▼

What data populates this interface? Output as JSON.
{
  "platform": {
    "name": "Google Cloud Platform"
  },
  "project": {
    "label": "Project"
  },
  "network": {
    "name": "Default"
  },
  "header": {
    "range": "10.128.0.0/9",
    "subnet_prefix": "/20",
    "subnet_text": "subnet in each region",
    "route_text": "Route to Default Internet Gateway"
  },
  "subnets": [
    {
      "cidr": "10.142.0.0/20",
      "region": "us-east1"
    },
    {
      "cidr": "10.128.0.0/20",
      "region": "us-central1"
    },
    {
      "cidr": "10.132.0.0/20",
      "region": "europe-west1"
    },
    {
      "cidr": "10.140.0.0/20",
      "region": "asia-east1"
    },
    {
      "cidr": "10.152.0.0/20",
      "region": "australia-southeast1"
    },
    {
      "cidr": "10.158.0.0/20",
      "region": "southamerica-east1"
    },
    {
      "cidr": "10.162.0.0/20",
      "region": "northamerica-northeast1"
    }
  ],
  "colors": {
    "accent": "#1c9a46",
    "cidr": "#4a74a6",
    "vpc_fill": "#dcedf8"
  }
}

▲

#### [EXERCISE INSTRUCTIONS]
Using the entries above, please restate each one word for word.

#### [COMPLETED EXERCISE]
What data populates this interface? Output as JSON.
{
  "platform": {
    "name": "Google Cloud Platform"
  },
  "project": {
    "label": "Project"
  },
  "network": {
    "name": "Default"
  },
  "header": {
    "range": "10.128.0.0/9",
    "subnet_prefix": "/20",
    "subnet_text": "subnet in each region",
    "route_text": "Route to Default Internet Gateway"
  },
  "subnets": [
    {
      "cidr": "10.142.0.0/20",
      "region": "us-east1"
    },
    {
      "cidr": "10.128.0.0/20",
      "region": "us-central1"
    },
    {
      "cidr": "10.132.0.0/20",
      "region": "europe-west1"
    },
    {
      "cidr": "10.140.0.0/20",
      "region": "asia-east1"
    },
    {
      "cidr": "10.152.0.0/20",
      "region": "australia-southeast1"
    },
    {
      "cidr": "10.158.0.0/20",
      "region": "southamerica-east1"
    },
    {
      "cidr": "10.162.0.0/20",
      "region": "northamerica-northeast1"
    }
  ],
  "colors": {
    "accent": "#1c9a46",
    "cidr": "#4a74a6",
    "vpc_fill": "#dcedf8"
  }
}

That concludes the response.